» Prompt
From the entries below, list each line with "avis".

» The records
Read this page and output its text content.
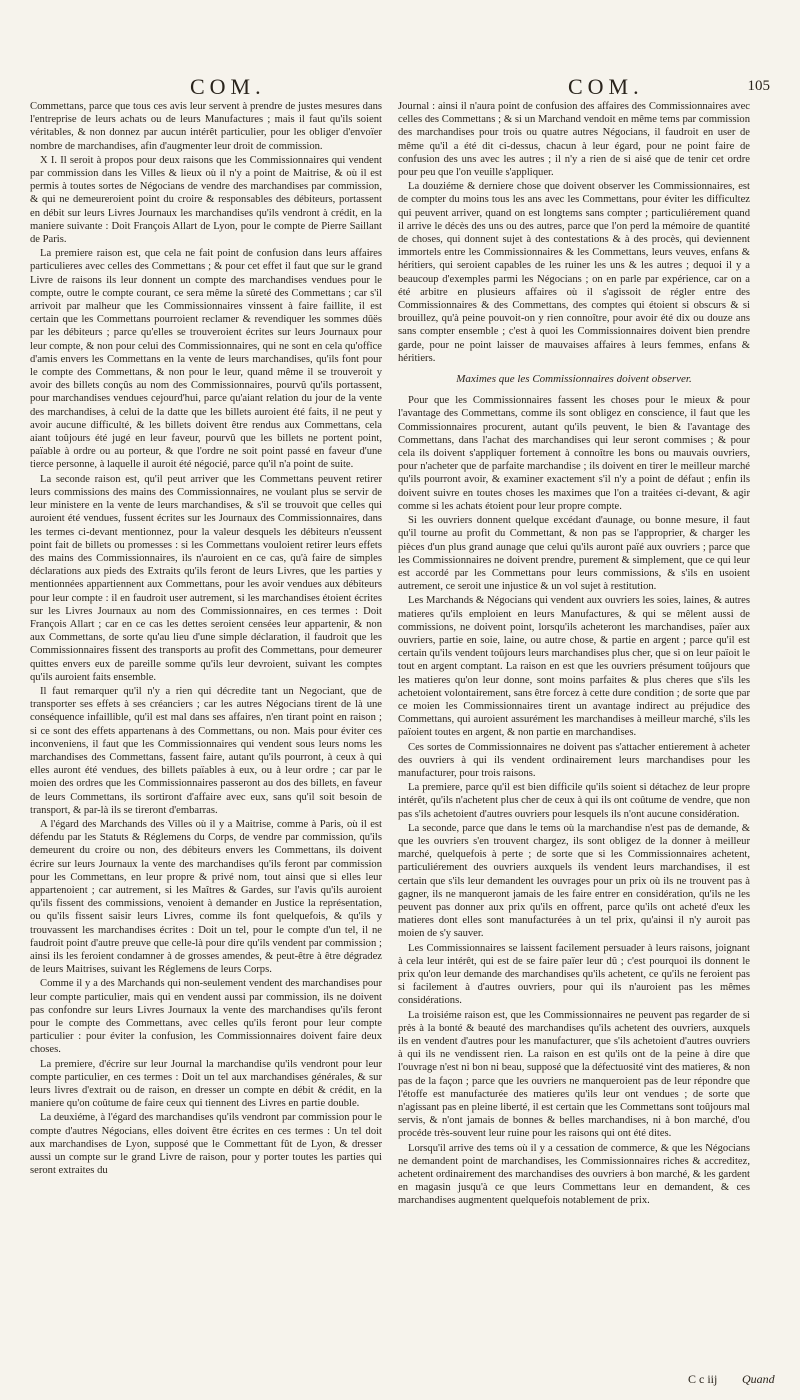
COM.	COM.	105

Commettans, parce que tous ces avis leur servent à prendre de justes mesures dans l'entreprise de leurs achats ou de leurs Manufactures ; mais il faut qu'ils soient véritables, & non donnez par aucun intérêt particulier, pour les obliger d'envoïer nombre de marchandises, afin d'augmenter leur droit de commission.

X I. Il seroit à propos pour deux raisons que les Commissionnaires qui vendent par commission dans les Villes & lieux où il n'y a point de Maitrise, & où il est permis à toutes sortes de Négocians de vendre des marchandises par commission, & qui ne demeureroient point du croire & responsables des débiteurs, portassent en débit sur leurs Livres Journaux les marchandises qu'ils vendront à crédit, en la maniere suivante : Doit François Allart de Lyon, pour le compte de Pierre Saillant de Paris.

La premiere raison est, que cela ne fait point de confusion dans leurs affaires particulieres avec celles des Commettans ; & pour cet effet il faut que sur le grand Livre de raisons ils leur donnent un compte des marchandises vendues pour le compte, outre le compte courant, ce sera même la sûreté des Commettans ; car s'il arrivoit par malheur que les Commissionnaires vinssent à faire faillite, il est certain que les Commettans pourroient reclamer & revendiquer les sommes dûës par les débiteurs ; parce qu'elles se trouveroient écrites sur leurs Journaux pour leur compte, & non pour celui des Commissionnaires, qui ne sont en cela qu'office d'amis envers les Commettans en la vente de leurs marchandises, qu'ils font pour le compte des Commettans, & non pour le leur, quand même il se trouveroit y avoir des billets conçûs au nom des Commissionnaires, pourvû qu'ils portassent, pour marchandises vendues cejourd'hui, parce qu'aiant relation du jour de la vente des marchandises, à celui de la datte que les billets auroient été faits, il ne peut y avoir aucune difficulté, & les billets doivent être rendus aux Commettans, cela aiant toûjours été jugé en leur faveur, pourvû que les billets ne portent point, païable à ordre ou au porteur, & que l'ordre ne soit point passé en faveur d'une tierce personne, à laquelle il auroit été négocié, parce qu'il n'a point de suite.

La seconde raison est, qu'il peut arriver que les Commettans peuvent retirer leurs commissions des mains des Commissionnaires, ne voulant plus se servir de leur ministere en la vente de leurs marchandises, & s'il se trouvoit que celles qui auroient été vendues, fussent écrites sur les Journaux des Commissionnaires, dans les termes ci-devant mentionnez, pour la valeur desquels les débiteurs n'eussent point fait de billets ou promesses : si les Commettans vouloient retirer leurs effets des mains des Commissionnaires, ils n'auroient en ce cas, qu'à faire de simples déclarations aux pieds des Extraits qu'ils feront de leurs Livres, que les parties y mentionnées appartiennent aux Commettans, pour les avoir vendues aux débiteurs pour leur compte : il en faudroit user autrement, si les marchandises étoient écrites sur les Livres Journaux au nom des Commissionnaires, en ces termes : Doit François Allart ; car en ce cas les dettes seroient censées leur appartenir, & non aux Commettans, de sorte qu'au lieu d'une simple déclaration, il faudroit que les Commissionnaires fissent des transports au profit des Commettans, pour demeurer quittes envers eux de pareille somme qu'ils leur devroient, suivant les comptes qu'ils auroient faits ensemble.

Il faut remarquer qu'il n'y a rien qui décredite tant un Negociant, que de transporter ses effets à ses créanciers ; car les autres Négocians tirent de là une conséquence infaillible, qu'il est mal dans ses affaires, n'en tirant point en raison ; si ce sont des effets appartenans à des Commettans, ou non. Mais pour éviter ces inconveniens, il faut que les Commissionnaires qui vendent sous leurs noms les marchandises des Commettans, fassent faire, autant qu'ils pourront, à ceux à qui elles auront été vendues, des billets païables à eux, ou à leur ordre ; car par le moien des ordres que les Commissionnaires passeront au dos des billets, en faveur de leurs Commettans, ils sortiront d'affaire avec eux, sans qu'il soit besoin de transport, & par-là ils se tireront d'embarras.

A l'égard des Marchands des Villes où il y a Maitrise, comme à Paris, où il est défendu par les Statuts & Réglemens du Corps, de vendre par commission, qu'ils demeurent du croire ou non, des débiteurs envers les Commettans, ils doivent écrire sur leurs Journaux la vente des marchandises qu'ils feront par commission pour les Commettans, en leur propre & privé nom, tout ainsi que si elles leur appartenoient ; car autrement, si les Maîtres & Gardes, sur l'avis qu'ils auroient qu'ils fissent des commissions, venoient à demander en Justice la représentation, ou qu'ils fissent saisir leurs Livres, comme ils font quelquefois, & qu'ils y trouvassent les marchandises écrites : Doit un tel, pour le compte d'un tel, il ne faudroit point d'autre preuve que celle-là pour dire qu'ils vendent par commission ; ainsi ils les feroient condamner à de grosses amendes, & peut-être à être dégradez de leurs Maitrises, suivant les Réglemens de leurs Corps.

Comme il y a des Marchands qui non-seulement vendent des marchandises pour leur compte particulier, mais qui en vendent aussi par commission, ils ne doivent pas confondre sur leurs Livres Journaux la vente des marchandises qu'ils feront pour le compte des Commettans, avec celles qu'ils feront pour leur compte particulier : pour éviter la confusion, les Commissionnaires doivent faire deux choses.

La premiere, d'écrire sur leur Journal la marchandise qu'ils vendront pour leur compte particulier, en ces termes : Doit un tel aux marchandises générales, & sur leurs livres d'extrait ou de raison, en dresser un compte en débit & crédit, en la maniere qu'on coûtume de faire ceux qui tiennent des Livres en partie double.

La deuxiéme, à l'égard des marchandises qu'ils vendront par commission pour le compte d'autres Négocians, elles doivent être écrites en ces termes : Un tel doit aux marchandises de Lyon, supposé que le Commettant fût de Lyon, & dresser aussi un compte sur le grand Livre de raison, pour y porter toutes les parties qui seront extraites du

Journal : ainsi il n'aura point de confusion des affaires des Commissionnaires avec celles des Commettans ; & si un Marchand vendoit en même tems par commission des marchandises pour trois ou quatre autres Négocians, il faudroit en user de même qu'il a été dit ci-dessus, chacun à leur égard, pour ne point faire de confusion des uns avec les autres ; il n'y a rien de si aisé que de tenir cet ordre pour peu que l'on veuille s'appliquer.

La douziéme & derniere chose que doivent observer les Commissionnaires, est de compter du moins tous les ans avec les Commettans, pour éviter les difficultez qui peuvent arriver, quand on est longtems sans compter ; particuliérement quand il arrive le décès des uns ou des autres, parce que l'on perd la mémoire de quantité de choses, qui donnent sujet à des contestations & à des procès, qui deviennent immortels entre les Commissionnaires & les Commettans, leurs veuves, enfans & héritiers, qui seroient capables de les ruiner les uns & les autres ; dequoi il y a beaucoup d'exemples parmi les Négocians ; on en parle par expérience, car on a été arbitre en plusieurs affaires où il s'agissoit de régler entre des Commissionnaires & des Commettans, des comptes qui étoient si obscurs & si brouillez, qu'à peine pouvoit-on y rien connoître, pour avoir été dix ou douze ans sans compter ensemble ; c'est à quoi les Commissionnaires doivent bien prendre garde, pour ne point laisser de mauvaises affaires à leurs femmes, enfans & héritiers.

Maximes que les Commissionnaires doivent observer.

Pour que les Commissionnaires fassent les choses pour le mieux & pour l'avantage des Commettans, comme ils sont obligez en conscience, il faut que les Commissionnaires procurent, autant qu'ils peuvent, le bien & l'avantage des Commettans, dans l'achat des marchandises qui leur seront commises ; & pour cela ils doivent s'appliquer fortement à connoître les bons ou mauvais ouvriers, pour n'acheter que de parfaite marchandise ; ils doivent en tirer le meilleur marché qu'ils pourront avoir, & examiner exactement s'il n'y a point de défaut ; enfin ils doivent suivre en toutes choses les maximes que l'on a traitées ci-devant, & agir comme si les achats étoient pour leur propre compte.

Si les ouvriers donnent quelque excédant d'aunage, ou bonne mesure, il faut qu'il tourne au profit du Commettant, & non pas se l'approprier, & charger les pièces d'un plus grand aunage que celui qu'ils auront païé aux ouvriers ; parce que les Commissionnaires ne doivent prendre, purement & simplement, que ce qui leur est accordé par les Commettans pour leurs commissions, & s'ils en usoient autrement, ce seroit une injustice & un vol sujet à restitution.

Les Marchands & Négocians qui vendent aux ouvriers les soies, laines, & autres matieres qu'ils emploient en leurs Manufactures, & qui se mêlent aussi de commissions, ne doivent point, lorsqu'ils acheteront les marchandises, païer aux ouvriers, partie en soie, laine, ou autre chose, & partie en argent ; parce qu'il est certain qu'ils vendent toûjours leurs marchandises plus cher, que si on leur païoit le tout en argent comptant. La raison en est que les ouvriers présument toûjours que les matieres qu'on leur donne, sont moins parfaites & plus cheres que s'ils les achetoient volontairement, sans être forcez à cette dure condition ; de sorte que par ce moien les Commissionnaires tirent un avantage indirect au préjudice des Commettans, qui auroient assurément les marchandises à meilleur marché, s'ils les païoient toutes en argent, & non partie en marchandises.

Ces sortes de Commissionnaires ne doivent pas s'attacher entierement à acheter des ouvriers à qui ils vendent ordinairement leurs marchandises pour les manufacturer, pour trois raisons.

La premiere, parce qu'il est bien difficile qu'ils soient si détachez de leur propre intérêt, qu'ils n'achetent plus cher de ceux à qui ils ont coûtume de vendre, que non pas s'ils achetoient d'autres ouvriers pour lesquels ils n'ont aucune considération.

La seconde, parce que dans le tems où la marchandise n'est pas de demande, & que les ouvriers s'en trouvent chargez, ils sont obligez de la donner à meilleur marché, quelquefois à perte ; de sorte que si les Commissionnaires achetent, particuliérement des ouvriers auxquels ils vendent leurs marchandises, il est certain que s'ils leur demandent les ouvrages pour un prix où ils ne trouvent pas à gagner, ils ne manqueront jamais de les faire entrer en considération, qu'ils ne les peuvent pas donner aux prix qu'ils en offrent, parce qu'ils ont acheté d'eux les matieres dont elles sont manufacturées à un tel prix, qu'ainsi il n'y auroit pas moien de s'y sauver.

Les Commissionnaires se laissent facilement persuader à leurs raisons, joignant à cela leur intérêt, qui est de se faire païer leur dû ; c'est pourquoi ils donnent le prix qu'on leur demande des marchandises qu'ils achetent, ce qu'ils ne feroient pas si facilement à d'autres ouvriers, pour qui ils n'auroient pas les mêmes considérations.

La troisiéme raison est, que les Commissionnaires ne peuvent pas regarder de si près à la bonté & beauté des marchandises qu'ils achetent des ouvriers, auxquels ils en vendent d'autres pour les manufacturer, que s'ils achetoient d'autres ouvriers à qui ils ne vendissent rien. La raison en est qu'ils ont de la peine à dire que l'ouvrage n'est ni bon ni beau, supposé que la défectuosité vint des matieres, & non pas de la façon ; parce que les ouvriers ne manqueroient pas de leur répondre que l'étoffe est manufacturée des matieres qu'ils leur ont vendues ; de sorte que n'agissant pas en pleine liberté, il est certain que les Commettans sont toûjours mal servis, & n'ont jamais de bonnes & belles marchandises, ni à bon marché, d'ou procéde très-souvent leur ruine pour les raisons qui ont été dites.

Lorsqu'il arrive des tems où il y a cessation de commerce, & que les Négocians ne demandent point de marchandises, les Commissionnaires riches & accreditez, achetent ordinairement des marchandises des ouvriers à bon marché, & les gardent en magasin jusqu'à ce que leurs Commettans leur en demandent, & ces marchandises augmentent quelquefois notablement de prix.

C c iij Quand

» Written answer
Commettans, parce que tous ces avis leur servent à prendre de justes mesures dans l'entreprise de leurs achats ou de leurs Manufactures ; mais il faut qu'ils soient véritables, & non donnez par aucun intérêt particulier, pour les obliger d'envoïer nombre de marchandises, afin d'augmenter leur droit de commission.
A l'égard des Marchands des Villes où il y a Maitrise, comme à Paris, où il est défendu par les Statuts & Réglemens du Corps, de vendre par commission, qu'ils demeurent du croire ou non, des débiteurs envers les Commettans, ils doivent écrire sur leurs Journaux la vente des marchandises qu'ils feront par commission pour les Commettans, en leur propre & privé nom, tout ainsi que si elles leur appartenoient ; car autrement, si les Maîtres & Gardes, sur l'avis qu'ils auroient qu'ils fissent des commissions, venoient à demander en Justice la représentation, ou qu'ils fissent saisir leurs Livres, comme ils font quelquefois, & qu'ils y trouvassent les marchandises écrites : Doit un tel, pour le compte d'un tel, il ne faudroit point d'autre preuve que celle-là pour dire qu'ils vendent par commission ; ainsi ils les feroient condamner à de grosses amendes, & peut-être à être dégradez de leurs Maitrises, suivant les Réglemens de leurs Corps.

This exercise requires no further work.